● Data entries for graphics
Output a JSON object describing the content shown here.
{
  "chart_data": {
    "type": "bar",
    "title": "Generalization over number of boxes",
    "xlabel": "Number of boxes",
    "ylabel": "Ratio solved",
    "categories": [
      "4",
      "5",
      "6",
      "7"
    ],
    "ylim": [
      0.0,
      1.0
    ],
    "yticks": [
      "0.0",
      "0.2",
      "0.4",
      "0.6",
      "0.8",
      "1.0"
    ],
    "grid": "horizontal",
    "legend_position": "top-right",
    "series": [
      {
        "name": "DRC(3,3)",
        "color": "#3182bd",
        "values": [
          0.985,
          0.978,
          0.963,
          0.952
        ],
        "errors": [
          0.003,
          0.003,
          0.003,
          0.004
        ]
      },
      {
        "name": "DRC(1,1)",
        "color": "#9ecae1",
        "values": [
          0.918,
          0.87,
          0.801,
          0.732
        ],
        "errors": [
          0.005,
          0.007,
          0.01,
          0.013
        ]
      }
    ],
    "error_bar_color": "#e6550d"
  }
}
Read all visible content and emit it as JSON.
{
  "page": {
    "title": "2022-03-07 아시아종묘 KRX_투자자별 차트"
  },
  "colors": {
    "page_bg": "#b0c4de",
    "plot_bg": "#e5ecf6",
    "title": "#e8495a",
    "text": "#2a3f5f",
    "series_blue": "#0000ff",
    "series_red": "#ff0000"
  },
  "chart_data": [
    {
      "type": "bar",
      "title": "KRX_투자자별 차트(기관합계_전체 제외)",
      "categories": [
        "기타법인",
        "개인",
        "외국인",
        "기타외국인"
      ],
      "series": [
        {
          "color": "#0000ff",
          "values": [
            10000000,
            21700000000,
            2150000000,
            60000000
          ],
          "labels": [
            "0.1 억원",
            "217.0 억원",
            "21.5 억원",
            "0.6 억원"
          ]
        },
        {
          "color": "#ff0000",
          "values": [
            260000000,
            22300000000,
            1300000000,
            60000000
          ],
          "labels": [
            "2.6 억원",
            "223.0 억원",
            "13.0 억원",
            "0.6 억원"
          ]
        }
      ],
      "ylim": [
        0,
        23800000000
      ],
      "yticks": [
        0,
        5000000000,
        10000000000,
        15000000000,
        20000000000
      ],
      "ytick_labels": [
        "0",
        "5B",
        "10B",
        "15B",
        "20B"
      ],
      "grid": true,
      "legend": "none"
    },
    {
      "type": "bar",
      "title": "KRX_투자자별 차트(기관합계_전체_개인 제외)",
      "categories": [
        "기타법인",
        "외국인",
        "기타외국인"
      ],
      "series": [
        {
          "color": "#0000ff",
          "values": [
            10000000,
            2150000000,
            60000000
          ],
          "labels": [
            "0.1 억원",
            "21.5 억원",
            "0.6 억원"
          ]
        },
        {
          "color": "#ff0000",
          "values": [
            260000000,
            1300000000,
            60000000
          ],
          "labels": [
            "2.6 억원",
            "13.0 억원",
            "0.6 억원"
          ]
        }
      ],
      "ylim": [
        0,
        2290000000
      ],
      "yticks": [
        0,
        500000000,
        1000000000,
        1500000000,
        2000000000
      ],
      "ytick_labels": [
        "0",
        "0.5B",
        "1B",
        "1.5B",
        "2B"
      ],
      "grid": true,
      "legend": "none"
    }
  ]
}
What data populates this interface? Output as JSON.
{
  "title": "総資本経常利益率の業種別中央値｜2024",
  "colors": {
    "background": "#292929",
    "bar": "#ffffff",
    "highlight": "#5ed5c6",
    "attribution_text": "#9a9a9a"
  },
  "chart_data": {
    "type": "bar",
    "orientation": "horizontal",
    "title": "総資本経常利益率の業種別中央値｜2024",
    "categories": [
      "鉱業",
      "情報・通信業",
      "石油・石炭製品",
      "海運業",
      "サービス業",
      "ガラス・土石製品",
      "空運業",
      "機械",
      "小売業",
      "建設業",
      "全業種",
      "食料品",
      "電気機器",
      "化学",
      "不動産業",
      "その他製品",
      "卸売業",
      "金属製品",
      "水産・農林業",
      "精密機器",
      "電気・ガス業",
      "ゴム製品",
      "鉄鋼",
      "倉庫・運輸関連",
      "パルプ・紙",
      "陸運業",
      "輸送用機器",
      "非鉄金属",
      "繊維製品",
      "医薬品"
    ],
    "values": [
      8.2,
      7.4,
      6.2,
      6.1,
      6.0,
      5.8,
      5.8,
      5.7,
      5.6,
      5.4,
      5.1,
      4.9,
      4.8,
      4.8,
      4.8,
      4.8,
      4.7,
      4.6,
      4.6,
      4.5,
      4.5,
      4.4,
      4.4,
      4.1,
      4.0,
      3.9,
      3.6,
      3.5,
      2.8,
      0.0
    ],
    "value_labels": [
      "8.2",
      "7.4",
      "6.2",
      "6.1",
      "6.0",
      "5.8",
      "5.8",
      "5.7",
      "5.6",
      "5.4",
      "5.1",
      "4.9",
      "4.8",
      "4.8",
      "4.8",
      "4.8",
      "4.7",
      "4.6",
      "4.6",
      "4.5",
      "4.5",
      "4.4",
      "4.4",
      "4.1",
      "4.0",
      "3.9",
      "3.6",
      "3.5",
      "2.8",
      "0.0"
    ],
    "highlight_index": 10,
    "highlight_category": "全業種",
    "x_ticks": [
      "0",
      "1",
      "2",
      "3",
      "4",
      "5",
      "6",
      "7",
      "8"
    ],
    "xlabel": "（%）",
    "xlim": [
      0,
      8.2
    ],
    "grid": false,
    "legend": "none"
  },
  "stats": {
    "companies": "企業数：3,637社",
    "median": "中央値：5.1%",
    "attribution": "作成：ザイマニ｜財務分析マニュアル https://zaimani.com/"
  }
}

● Written problem
Find the word "Output" in the data and copy out each line where it turns up.

● Exercise response
Output a JSON object describing the content shown here.
What data populates this interface? Output as JSON.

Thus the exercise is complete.